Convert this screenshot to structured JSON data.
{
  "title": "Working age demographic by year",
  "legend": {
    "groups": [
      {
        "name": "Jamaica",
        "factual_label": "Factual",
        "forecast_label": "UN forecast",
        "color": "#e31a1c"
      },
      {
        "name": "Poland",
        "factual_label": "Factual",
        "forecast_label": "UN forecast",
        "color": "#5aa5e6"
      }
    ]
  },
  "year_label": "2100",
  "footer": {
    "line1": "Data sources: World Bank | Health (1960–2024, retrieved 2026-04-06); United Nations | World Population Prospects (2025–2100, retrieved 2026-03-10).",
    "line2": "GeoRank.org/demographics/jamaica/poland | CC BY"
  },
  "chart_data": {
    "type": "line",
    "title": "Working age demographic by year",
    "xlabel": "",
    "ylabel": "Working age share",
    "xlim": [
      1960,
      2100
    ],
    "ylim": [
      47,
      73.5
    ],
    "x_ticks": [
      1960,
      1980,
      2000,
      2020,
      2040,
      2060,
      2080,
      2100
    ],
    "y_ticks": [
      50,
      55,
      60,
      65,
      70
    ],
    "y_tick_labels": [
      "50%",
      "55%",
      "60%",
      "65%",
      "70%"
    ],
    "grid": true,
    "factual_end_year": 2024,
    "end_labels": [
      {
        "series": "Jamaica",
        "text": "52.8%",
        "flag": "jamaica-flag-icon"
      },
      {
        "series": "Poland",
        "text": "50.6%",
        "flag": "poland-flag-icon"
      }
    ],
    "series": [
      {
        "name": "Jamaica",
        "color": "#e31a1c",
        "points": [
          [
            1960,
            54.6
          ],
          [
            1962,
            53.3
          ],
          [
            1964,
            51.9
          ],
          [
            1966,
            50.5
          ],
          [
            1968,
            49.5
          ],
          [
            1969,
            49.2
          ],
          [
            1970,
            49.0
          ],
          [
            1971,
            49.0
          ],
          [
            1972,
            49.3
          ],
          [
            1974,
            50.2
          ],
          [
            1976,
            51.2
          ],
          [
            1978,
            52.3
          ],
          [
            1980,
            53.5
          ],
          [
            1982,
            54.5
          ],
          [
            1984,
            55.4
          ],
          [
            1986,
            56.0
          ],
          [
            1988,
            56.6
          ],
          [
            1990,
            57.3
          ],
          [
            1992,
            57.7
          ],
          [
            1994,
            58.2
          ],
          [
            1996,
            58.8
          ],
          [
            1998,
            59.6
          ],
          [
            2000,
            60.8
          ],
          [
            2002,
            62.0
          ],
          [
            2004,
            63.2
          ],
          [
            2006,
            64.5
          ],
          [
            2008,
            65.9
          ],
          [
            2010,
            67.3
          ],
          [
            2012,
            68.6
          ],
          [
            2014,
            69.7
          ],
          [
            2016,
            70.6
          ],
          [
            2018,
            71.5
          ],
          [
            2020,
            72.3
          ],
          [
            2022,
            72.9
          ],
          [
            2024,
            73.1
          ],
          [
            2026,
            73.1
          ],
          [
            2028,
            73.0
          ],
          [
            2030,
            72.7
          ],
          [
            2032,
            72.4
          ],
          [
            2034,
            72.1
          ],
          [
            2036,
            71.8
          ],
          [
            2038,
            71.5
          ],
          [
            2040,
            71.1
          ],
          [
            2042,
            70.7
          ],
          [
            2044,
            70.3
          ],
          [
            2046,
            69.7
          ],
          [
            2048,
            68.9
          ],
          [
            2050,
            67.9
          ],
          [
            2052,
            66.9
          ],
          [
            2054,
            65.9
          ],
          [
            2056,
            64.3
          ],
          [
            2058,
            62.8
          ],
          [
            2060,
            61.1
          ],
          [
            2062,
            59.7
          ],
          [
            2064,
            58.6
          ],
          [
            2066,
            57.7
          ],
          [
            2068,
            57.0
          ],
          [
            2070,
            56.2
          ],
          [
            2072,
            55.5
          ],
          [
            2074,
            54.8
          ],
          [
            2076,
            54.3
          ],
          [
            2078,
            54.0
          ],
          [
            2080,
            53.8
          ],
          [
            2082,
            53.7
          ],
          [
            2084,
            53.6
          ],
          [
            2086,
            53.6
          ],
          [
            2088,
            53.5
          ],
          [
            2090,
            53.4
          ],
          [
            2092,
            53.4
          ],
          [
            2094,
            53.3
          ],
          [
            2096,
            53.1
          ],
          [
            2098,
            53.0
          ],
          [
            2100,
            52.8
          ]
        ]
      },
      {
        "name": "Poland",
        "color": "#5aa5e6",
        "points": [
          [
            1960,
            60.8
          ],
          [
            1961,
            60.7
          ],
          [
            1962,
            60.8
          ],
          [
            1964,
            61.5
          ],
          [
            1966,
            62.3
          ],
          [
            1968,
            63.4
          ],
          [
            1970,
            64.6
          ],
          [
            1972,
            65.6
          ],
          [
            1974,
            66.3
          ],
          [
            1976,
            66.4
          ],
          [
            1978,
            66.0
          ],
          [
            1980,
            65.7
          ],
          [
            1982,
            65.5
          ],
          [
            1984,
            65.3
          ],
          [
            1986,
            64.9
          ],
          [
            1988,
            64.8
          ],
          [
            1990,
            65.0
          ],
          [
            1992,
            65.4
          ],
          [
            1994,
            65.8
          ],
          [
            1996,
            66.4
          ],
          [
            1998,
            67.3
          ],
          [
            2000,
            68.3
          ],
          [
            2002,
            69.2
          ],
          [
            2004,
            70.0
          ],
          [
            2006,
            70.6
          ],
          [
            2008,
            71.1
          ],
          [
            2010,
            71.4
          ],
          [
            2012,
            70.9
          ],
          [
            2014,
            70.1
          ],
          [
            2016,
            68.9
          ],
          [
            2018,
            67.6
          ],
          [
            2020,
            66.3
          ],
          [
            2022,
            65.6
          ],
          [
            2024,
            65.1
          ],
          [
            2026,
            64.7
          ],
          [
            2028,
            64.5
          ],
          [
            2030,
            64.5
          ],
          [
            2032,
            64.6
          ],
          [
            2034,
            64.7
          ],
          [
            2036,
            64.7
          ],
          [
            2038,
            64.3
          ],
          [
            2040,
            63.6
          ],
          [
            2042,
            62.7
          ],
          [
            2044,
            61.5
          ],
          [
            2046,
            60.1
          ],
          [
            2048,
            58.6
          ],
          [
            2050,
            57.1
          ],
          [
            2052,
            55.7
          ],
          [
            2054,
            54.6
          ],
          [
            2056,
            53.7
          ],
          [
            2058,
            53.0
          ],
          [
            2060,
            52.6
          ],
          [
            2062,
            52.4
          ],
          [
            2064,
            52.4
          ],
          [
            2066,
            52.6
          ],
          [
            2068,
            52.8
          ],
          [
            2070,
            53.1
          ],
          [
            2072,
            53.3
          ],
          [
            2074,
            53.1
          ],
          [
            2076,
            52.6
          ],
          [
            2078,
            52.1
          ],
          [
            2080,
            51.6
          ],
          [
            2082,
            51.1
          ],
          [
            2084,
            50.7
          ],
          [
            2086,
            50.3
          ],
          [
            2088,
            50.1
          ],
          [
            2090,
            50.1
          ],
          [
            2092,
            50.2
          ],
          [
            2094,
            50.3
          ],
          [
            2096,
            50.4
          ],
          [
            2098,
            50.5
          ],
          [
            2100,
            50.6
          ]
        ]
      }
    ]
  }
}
━━━━━━
▶ _WHAT TO PRODUCE_: The lines above form a set of records; determine how many of them contain the string "icon" and give that number alone.

▶ _SOLUTION FOR THIS PROBLEM_: 2